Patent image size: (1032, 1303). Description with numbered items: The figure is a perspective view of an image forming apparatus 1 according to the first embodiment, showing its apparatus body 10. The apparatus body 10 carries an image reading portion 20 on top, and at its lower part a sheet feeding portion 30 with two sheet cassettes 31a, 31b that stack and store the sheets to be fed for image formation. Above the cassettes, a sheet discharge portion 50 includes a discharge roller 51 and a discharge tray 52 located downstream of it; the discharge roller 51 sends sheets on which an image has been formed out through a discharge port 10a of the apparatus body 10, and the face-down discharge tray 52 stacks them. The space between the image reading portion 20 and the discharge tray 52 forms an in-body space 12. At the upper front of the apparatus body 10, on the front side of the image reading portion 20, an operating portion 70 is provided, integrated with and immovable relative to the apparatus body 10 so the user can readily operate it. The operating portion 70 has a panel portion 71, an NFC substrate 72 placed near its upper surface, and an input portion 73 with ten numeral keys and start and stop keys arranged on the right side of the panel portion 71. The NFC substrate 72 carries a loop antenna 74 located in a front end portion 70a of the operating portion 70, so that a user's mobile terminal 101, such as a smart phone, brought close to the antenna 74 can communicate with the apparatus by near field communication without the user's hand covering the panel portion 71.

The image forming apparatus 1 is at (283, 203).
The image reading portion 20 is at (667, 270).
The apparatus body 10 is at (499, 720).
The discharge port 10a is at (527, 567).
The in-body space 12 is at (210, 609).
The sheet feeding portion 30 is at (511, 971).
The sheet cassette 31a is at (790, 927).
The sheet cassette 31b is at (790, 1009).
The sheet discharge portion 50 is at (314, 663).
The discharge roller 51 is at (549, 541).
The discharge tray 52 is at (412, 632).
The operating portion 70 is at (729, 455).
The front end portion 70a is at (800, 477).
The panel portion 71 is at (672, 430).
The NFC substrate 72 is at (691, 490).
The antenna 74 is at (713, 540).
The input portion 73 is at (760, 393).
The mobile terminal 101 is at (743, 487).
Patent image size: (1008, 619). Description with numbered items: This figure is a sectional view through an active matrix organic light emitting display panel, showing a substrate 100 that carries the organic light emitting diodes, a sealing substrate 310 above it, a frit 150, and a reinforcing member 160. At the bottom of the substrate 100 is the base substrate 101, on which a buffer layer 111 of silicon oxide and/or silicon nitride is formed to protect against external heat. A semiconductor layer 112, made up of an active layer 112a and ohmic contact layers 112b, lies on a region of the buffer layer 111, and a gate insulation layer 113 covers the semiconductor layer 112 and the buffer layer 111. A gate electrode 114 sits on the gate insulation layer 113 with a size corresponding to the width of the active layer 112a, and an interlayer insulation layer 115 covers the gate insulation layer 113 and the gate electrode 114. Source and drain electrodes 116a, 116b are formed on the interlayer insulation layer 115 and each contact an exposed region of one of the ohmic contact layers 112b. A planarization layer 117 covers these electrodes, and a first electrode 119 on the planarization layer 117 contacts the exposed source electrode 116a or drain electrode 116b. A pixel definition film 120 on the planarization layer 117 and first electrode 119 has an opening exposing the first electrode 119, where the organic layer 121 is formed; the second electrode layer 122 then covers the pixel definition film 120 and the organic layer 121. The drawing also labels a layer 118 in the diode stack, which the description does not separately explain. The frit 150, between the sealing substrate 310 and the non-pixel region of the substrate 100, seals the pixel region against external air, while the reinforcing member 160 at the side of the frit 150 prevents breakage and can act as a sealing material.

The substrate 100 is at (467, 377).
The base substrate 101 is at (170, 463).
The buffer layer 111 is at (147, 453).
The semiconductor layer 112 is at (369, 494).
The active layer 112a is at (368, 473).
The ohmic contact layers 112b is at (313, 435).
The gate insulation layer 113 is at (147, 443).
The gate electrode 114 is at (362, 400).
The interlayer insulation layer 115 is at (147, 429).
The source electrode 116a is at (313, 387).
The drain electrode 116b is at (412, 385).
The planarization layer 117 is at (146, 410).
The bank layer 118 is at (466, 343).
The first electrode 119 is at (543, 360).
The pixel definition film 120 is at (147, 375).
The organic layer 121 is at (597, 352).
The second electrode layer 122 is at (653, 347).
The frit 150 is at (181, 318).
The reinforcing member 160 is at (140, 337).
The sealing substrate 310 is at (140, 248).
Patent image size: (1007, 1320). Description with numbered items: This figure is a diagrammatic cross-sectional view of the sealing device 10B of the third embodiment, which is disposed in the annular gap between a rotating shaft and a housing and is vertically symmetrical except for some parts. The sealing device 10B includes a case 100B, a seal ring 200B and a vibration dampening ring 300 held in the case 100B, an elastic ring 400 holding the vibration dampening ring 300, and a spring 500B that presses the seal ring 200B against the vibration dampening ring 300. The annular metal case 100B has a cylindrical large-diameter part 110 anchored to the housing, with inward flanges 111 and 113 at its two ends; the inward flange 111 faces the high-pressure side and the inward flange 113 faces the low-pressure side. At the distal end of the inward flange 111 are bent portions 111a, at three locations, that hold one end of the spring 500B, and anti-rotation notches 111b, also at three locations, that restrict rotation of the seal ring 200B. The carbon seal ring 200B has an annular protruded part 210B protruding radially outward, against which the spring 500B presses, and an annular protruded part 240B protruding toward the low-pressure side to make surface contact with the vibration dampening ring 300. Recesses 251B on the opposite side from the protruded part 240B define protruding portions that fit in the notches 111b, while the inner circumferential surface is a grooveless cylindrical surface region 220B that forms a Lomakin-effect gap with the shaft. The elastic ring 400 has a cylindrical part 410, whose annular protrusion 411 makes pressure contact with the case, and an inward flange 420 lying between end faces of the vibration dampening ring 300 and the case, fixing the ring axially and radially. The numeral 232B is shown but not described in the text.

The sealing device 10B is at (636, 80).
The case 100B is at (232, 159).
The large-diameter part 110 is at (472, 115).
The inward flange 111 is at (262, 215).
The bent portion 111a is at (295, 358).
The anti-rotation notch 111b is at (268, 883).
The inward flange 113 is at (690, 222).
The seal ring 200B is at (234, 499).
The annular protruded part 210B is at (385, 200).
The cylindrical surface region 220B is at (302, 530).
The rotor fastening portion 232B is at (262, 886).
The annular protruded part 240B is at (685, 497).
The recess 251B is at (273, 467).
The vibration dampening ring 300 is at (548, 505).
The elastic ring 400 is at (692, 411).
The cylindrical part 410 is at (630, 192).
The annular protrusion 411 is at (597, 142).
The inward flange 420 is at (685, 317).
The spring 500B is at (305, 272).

▸ **Goal**: Copy out the rows verbatim, starting from the line with "Patent image size: (1007, 1320)." up to and including the line with "The inward flange 111 is at (262, 215).".

▸ **Reply to the exercise**:
Patent image size: (1007, 1320). Description with numbered items: This figure is a diagrammatic cross-sectional view of the sealing device 10B of the third embodiment, which is disposed in the annular gap between a rotating shaft and a housing and is vertically symmetrical except for some parts. The sealing device 10B includes a case 100B, a seal ring 200B and a vibration dampening ring 300 held in the case 100B, an elastic ring 400 holding the vibration dampening ring 300, and a spring 500B that presses the seal ring 200B against the vibration dampening ring 300. The annular metal case 100B has a cylindrical large-diameter part 110 anchored to the housing, with inward flanges 111 and 113 at its two ends; the inward flange 111 faces the high-pressure side and the inward flange 113 faces the low-pressure side. At the distal end of the inward flange 111 are bent portions 111a, at three locations, that hold one end of the spring 500B, and anti-rotation notches 111b, also at three locations, that restrict rotation of the seal ring 200B. The carbon seal ring 200B has an annular protruded part 210B protruding radially outward, against which the spring 500B presses, and an annular protruded part 240B protruding toward the low-pressure side to make surface contact with the vibration dampening ring 300. Recesses 251B on the opposite side from the protruded part 240B define protruding portions that fit in the notches 111b, while the inner circumferential surface is a grooveless cylindrical surface region 220B that forms a Lomakin-effect gap with the shaft. The elastic ring 400 has a cylindrical part 410, whose annular protrusion 411 makes pressure contact with the case, and an inward flange 420 lying between end faces of the vibration dampening ring 300 and the case, fixing the ring axially and radially. The numeral 232B is shown but not described in the text.

The sealing device 10B is at (636, 80).
The case 100B is at (232, 159).
The large-diameter part 110 is at (472, 115).
The inward flange 111 is at (262, 215).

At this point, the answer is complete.